* PROBLEM DETAILS
Go through the listing beneath this task and return every line that carries the string "تاریخ".

* PROVIDED ENTRIES
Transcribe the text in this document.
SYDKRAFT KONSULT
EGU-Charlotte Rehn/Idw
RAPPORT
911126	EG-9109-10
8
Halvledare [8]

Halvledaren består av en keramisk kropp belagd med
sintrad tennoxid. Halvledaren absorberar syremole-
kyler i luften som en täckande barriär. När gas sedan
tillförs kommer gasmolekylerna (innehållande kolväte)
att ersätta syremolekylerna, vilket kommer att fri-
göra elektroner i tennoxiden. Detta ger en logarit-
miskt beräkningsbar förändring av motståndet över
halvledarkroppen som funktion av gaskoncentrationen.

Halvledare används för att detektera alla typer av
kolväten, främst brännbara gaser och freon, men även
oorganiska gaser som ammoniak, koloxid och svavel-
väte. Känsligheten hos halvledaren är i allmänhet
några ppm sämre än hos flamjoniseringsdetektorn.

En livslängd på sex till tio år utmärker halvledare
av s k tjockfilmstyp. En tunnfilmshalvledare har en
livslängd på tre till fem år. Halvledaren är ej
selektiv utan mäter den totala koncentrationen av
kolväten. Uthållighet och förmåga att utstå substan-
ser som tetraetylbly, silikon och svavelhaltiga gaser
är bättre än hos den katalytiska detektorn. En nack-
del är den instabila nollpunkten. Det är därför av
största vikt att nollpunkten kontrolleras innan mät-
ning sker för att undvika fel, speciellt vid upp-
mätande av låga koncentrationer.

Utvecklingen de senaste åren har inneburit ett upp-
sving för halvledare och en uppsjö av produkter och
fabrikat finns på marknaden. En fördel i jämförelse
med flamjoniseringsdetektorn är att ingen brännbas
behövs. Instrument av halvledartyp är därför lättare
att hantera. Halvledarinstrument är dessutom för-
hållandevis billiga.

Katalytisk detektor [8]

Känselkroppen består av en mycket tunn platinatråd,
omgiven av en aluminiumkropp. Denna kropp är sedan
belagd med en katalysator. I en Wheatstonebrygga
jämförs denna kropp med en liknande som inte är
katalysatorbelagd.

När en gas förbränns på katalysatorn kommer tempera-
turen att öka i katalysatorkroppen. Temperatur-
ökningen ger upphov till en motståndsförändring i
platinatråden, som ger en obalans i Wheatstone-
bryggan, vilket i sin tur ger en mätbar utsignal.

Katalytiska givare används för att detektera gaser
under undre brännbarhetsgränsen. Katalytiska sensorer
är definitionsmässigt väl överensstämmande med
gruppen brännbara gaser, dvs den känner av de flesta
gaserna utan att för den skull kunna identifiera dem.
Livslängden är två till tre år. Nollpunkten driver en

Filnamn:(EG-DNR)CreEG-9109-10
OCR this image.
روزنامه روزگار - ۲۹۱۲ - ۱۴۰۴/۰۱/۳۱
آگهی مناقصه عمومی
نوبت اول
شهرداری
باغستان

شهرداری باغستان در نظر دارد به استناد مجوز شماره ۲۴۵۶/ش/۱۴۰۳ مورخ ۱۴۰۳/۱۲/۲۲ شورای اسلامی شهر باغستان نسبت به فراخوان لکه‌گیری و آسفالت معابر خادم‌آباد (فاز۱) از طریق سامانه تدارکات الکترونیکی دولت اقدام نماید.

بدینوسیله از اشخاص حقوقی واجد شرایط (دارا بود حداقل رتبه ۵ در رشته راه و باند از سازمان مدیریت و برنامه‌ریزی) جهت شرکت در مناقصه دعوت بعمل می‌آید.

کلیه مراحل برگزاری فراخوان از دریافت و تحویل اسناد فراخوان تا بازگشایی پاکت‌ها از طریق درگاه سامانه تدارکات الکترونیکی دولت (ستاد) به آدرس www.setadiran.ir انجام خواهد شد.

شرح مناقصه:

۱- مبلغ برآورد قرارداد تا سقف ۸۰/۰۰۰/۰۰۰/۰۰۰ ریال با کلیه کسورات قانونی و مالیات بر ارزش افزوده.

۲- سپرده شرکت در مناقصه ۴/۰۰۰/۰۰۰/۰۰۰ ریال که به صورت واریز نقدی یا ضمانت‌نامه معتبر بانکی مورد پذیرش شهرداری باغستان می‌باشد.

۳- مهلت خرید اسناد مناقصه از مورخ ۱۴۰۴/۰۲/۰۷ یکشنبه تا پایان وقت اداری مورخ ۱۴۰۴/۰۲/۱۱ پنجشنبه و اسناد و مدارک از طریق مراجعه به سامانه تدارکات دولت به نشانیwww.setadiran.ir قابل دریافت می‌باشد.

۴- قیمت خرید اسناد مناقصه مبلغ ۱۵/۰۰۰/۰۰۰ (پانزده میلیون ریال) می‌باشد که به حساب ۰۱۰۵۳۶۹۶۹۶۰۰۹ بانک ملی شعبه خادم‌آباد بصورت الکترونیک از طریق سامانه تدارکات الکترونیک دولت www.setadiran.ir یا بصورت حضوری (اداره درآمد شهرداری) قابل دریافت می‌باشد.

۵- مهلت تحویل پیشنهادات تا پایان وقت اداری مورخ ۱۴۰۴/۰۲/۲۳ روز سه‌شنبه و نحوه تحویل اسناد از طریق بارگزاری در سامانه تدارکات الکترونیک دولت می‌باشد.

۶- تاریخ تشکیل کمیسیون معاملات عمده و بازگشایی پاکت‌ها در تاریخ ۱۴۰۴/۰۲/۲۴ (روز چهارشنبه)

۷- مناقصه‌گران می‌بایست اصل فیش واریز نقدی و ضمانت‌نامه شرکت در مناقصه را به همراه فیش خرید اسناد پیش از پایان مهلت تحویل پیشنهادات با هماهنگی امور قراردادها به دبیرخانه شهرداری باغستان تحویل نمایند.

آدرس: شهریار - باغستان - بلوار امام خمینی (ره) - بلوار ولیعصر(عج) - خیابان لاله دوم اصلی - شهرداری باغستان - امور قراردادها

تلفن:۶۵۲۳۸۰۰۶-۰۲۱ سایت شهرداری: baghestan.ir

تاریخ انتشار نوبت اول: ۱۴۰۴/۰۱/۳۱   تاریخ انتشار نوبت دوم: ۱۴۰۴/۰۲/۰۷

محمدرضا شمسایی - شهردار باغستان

* TASK SOLUTION
۶- تاریخ تشکیل کمیسیون معاملات عمده و بازگشایی پاکت‌ها در تاریخ ۱۴۰۴/۰۲/۲۴ (روز چهارشنبه)
تاریخ انتشار نوبت اول: ۱۴۰۴/۰۱/۳۱   تاریخ انتشار نوبت دوم: ۱۴۰۴/۰۲/۰۷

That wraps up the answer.